**Tugas yang Dikerjakan**
1) Berdasarkan teks tentang nelayan, jelaskan mengapa kemiskinan terus bertambah pada masyarakat perikanan saat paceklik atau gagal panen.
2) Jawab pertanyaan berikut dari teks tentang nelayan:
(a) Berapa jumlah total nelayan penangkap ikan dan pembudidaya di Indonesia?
(b) Provinsi mana yang memiliki jumlah nelayan terbanyak, dan berapa jumlahnya?
(c) Di sekitar berapa desa nelayan tersebar nelayan miskin di wilayah pesisir?
3) Teruskan teks tentang nelayan ini, mulai dari kalimat terakhirnya.

**Teks Bacaan**
►

Perlunya Pendidikan Bagi Nelayan Untuk Menghindari Patron-Klien

Image result for nelayan

Di Indonesia, nelayan penangkap ikan berjumlah 2,73 juta jiwa, pembudidaya 3,35 juta jiwa, sehingga totalnya 6,08 juta jiwa. Mereka yang menyediakan bahan pangan sebesar 80% di Indonesia dibanding dengan perikanan komersial. Mereka menangkap ikan dengan menggunakan armada kecil berjumlah 550.310 unit (98,77 Persen), sedangkan sisanya kapal > 30 GT (1,239 persen). Daya jangkauannya pun tak lebih dari 4 mil laut dengan ukuran kapal 30 GT (1,23 persen).  Tak bisa dipungkiri bahwa nelayan di Indonesia adalah penggiat ekonomi dengan jumlah yang besar.  Masyarakat perikanan adalah pondasi Blue Economy di Indonesia.
Pada faktanya, jumlah nelayan miskin di Indonesia hingga saat ini masih lebih dari 7 juta orang atau hampir seperempat dari total penduduk miskin nasional yang tesebar di sekitar 3.216 desa nelayan di wilayah pesisir tanah air.  Secara nasional, jumlah nelayan terbanyak terdapat di Propinsi Jawa Timur yakni 334.000 orang, dan terendah di Daerah Istimewa Yogyakarta yakni 9.000 orang. Sementara itu di wilayah Propinsi Sumatera Utara jumlah nelayan mencapai 270.000 orang dan di Kota Medan sekitar 21.000 orang.  Bisa dibayangkan bahwa Indonesia yang hampir seluruh wilayahnya diisi oleh lautan justru penggiat ekonomi di pesisir malah terjerumus dalam kemiskinan.  Bagaimana bisa Indonesia mewujudkan Blue Economy jika faktor penggeraknya saja termasuk yang membutuhkan bantuan.  Padahal jika dilihat dari data, setelah dilakukannya penangkapan illegal fishing dari tahun 2014 hingga tahun 2017 potensi lestari sumberdaya perikanan meningkat sebesar 80,60% dan hanya menurunkan jumlah nelayan miskin sebesar 3,46 persen.  Dengan potensi lestari sumberdaya perikanan yang meningkat hal tersebut tidak berdampak begitu besar terhadap kesejahteraan nelayan.  Apakah mungkin permasalahan di sektor perikanan bukan terletak pada sumberdaya perikanan, melainkan pada kehidupan masyarakat perikanannya?
Nelayan adalah kelompok masyarakat yang menggantungkan hidupnya pada sumberdaya kelautan dan perikanan.  Jika sumberdaya melimpah otomatis mereka mendapatkan keuntungan dari penangkapan, budidaya dan olahan tradisional.  Sebaliknya, bila paceklik atau gagal panen menyebabkan mereka tidak mendapatkan keuntungan.  Jalan pintasnya adalah mereka mengutang pada juragan dan rentenir.  Imbas balik yang didapatkan tidak setimpal dengan yang dipinjam sehingga kemiskinan akan terus bertambah pada masyarakat perikanan.

◄

**Kumpulan Data**
►

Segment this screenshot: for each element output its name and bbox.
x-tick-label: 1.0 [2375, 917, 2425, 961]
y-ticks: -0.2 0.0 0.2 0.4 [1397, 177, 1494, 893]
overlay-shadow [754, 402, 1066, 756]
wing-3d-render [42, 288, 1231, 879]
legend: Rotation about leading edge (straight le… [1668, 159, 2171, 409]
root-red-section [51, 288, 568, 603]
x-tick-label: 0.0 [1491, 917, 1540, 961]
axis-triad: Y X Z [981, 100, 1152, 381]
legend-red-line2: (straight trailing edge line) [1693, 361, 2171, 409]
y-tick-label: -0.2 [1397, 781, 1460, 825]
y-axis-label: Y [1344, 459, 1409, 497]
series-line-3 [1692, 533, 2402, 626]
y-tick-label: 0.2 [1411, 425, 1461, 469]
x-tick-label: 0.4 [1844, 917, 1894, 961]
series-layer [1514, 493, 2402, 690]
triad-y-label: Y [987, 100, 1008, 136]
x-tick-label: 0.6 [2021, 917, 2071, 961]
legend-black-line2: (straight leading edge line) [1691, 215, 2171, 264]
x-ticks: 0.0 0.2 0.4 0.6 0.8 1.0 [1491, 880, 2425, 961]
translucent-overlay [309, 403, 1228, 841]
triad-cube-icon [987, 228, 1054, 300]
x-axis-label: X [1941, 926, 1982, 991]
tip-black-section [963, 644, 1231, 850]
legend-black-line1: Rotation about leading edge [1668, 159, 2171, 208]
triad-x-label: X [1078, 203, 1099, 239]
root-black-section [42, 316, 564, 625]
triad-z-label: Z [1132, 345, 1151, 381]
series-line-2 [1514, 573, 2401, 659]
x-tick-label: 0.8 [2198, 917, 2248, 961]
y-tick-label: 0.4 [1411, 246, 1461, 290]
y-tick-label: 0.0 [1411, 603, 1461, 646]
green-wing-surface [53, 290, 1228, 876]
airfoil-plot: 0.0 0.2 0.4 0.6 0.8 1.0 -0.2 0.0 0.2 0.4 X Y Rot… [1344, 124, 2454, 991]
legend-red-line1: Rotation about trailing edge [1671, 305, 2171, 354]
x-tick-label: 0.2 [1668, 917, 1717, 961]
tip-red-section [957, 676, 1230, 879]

◄

**Jawaban Tugas**
1) Saat paceklik atau gagal panen, nelayan tidak mendapatkan keuntungan, sehingga mereka mengambil jalan pintas dengan berutang kepada juragan dan rentenir. Imbas balik yang mereka dapatkan tidak setimpal dengan yang dipinjam, sehingga kemiskinan terus bertambah.

2)
(a) 6,08 juta jiwa.
(b) Jawa Timur, dengan 334.000 orang.
(c) Sekitar 3.216 desa nelayan.

3)
Terdapat sebuah relasi bernama patron-klien yang kerap terjadi di suatu lingkup masyarakat dengan tingkat ekonomi rendah.  Seorang patron (bapak buah) akan membantu seorang klien (anak buah) dalam akses pada peluang kerja atau meringankan beban utang klien.  Sebagai balasannya seorang klien akan membayar “hutang budi” dengan jasa ataupun dari hasil pekerjaanya.   
Dalam aktivitas ekonomi perikanan tangkap terdapat tiga pihak yang berperan besar yaitu:
1)     Pedagang Perantara (Pengamba) yaitu menyediakan bantuan dan pinjaman (uang) ikatan untuk Nelayan Pemilik dan Nelayan Buruh
2)     Nelayan Pemilik  yaitu menyediakan bantuan dan pinjaman untuk Nelayan Buruh
3)     Nelayan Buruh yaitu penerima bantuan dan pinjaman
Hubungan kerjasama ekonomi di antara mereka diikat oleh relasi patron-klien.  Relasi patron-klien ini berlangsung secara intensif dan terjadi dalam jangka panjang.  Hal ini menyebabkan sitem kapitalis pada masyarakat perikanan yaitu, yang kaya akan semakin kaya dan yang miskin akan semakin miskin.  Ketika masyarakat perikanan sudah terjebak kemiskinan, mereka akan sulit mengembangkan perekonomiannya dan akan berputar di lubang setan.  Hal tersebut dapat terjadi akibat kurangnya pendidikan masyarakat perikanan sehingga sulit untuk berkembang dan mudah untuk dibodohi.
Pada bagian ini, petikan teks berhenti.